Recorded data
◆ ◆ ◆
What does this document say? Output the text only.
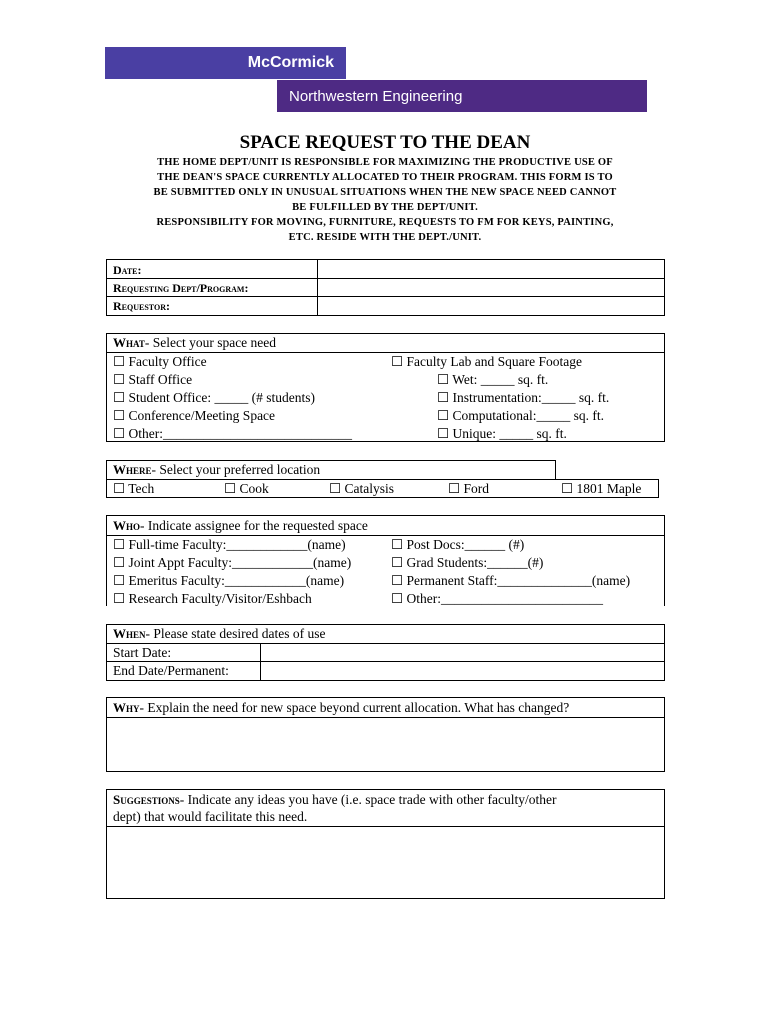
McCormick
Northwestern Engineering
SPACE REQUEST TO THE DEAN

THE HOME DEPT/UNIT IS RESPONSIBLE FOR MAXIMIZING THE PRODUCTIVE USE OF

THE DEAN'S SPACE CURRENTLY ALLOCATED TO THEIR PROGRAM. THIS FORM IS TO

BE SUBMITTED ONLY IN UNUSUAL SITUATIONS WHEN THE NEW SPACE NEED CANNOT

BE FULFILLED BY THE DEPT/UNIT.

RESPONSIBILITY FOR MOVING, FURNITURE, REQUESTS TO FM FOR KEYS, PAINTING,

ETC. RESIDE WITH THE DEPT./UNIT.

Date:
Requesting Dept/Program:
Requestor:
What- Select your space need
☐ Faculty Office
☐ Staff Office
☐ Student Office: _____ (# students)
☐ Conference/Meeting Space
☐ Other:____________________________
☐ Faculty Lab and Square Footage
☐ Wet: _____ sq. ft.
☐ Instrumentation:_____ sq. ft.
☐ Computational:_____ sq. ft.
☐ Unique: _____ sq. ft.
Where- Select your preferred location
☐ Tech	☐ Cook	☐ Catalysis	☐ Ford	☐ 1801 Maple
Who- Indicate assignee for the requested space
☐ Full-time Faculty:____________(name)
☐ Joint Appt Faculty:____________(name)
☐ Emeritus Faculty:____________(name)
☐ Research Faculty/Visitor/Eshbach
☐ Post Docs:______ (#)
☐ Grad Students:______(#)
☐ Permanent Staff:______________(name)
☐ Other:________________________
When- Please state desired dates of use
Start Date:
End Date/Permanent:
Why- Explain the need for new space beyond current allocation. What has changed?
Suggestions- Indicate any ideas you have (i.e. space trade with other faculty/other
dept) that would facilitate this need.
◆ ◆ ◆
(REQUIRED WORK) Leave out the pictures and repeat everything else in the records exactly.

(ANSWER TO THIS PROBLEM)
What does this document say? Output the text only.
McCormick
Northwestern Engineering
SPACE REQUEST TO THE DEAN

THE HOME DEPT/UNIT IS RESPONSIBLE FOR MAXIMIZING THE PRODUCTIVE USE OF

THE DEAN'S SPACE CURRENTLY ALLOCATED TO THEIR PROGRAM. THIS FORM IS TO

BE SUBMITTED ONLY IN UNUSUAL SITUATIONS WHEN THE NEW SPACE NEED CANNOT

BE FULFILLED BY THE DEPT/UNIT.

RESPONSIBILITY FOR MOVING, FURNITURE, REQUESTS TO FM FOR KEYS, PAINTING,

ETC. RESIDE WITH THE DEPT./UNIT.

Date:
Requesting Dept/Program:
Requestor:
What- Select your space need
☐ Faculty Office
☐ Staff Office
☐ Student Office: _____ (# students)
☐ Conference/Meeting Space
☐ Other:____________________________
☐ Faculty Lab and Square Footage
☐ Wet: _____ sq. ft.
☐ Instrumentation:_____ sq. ft.
☐ Computational:_____ sq. ft.
☐ Unique: _____ sq. ft.
Where- Select your preferred location
☐ Tech	☐ Cook	☐ Catalysis	☐ Ford	☐ 1801 Maple
Who- Indicate assignee for the requested space
☐ Full-time Faculty:____________(name)
☐ Joint Appt Faculty:____________(name)
☐ Emeritus Faculty:____________(name)
☐ Research Faculty/Visitor/Eshbach
☐ Post Docs:______ (#)
☐ Grad Students:______(#)
☐ Permanent Staff:______________(name)
☐ Other:________________________
When- Please state desired dates of use
Start Date:
End Date/Permanent:
Why- Explain the need for new space beyond current allocation. What has changed?
Suggestions- Indicate any ideas you have (i.e. space trade with other faculty/other
dept) that would facilitate this need.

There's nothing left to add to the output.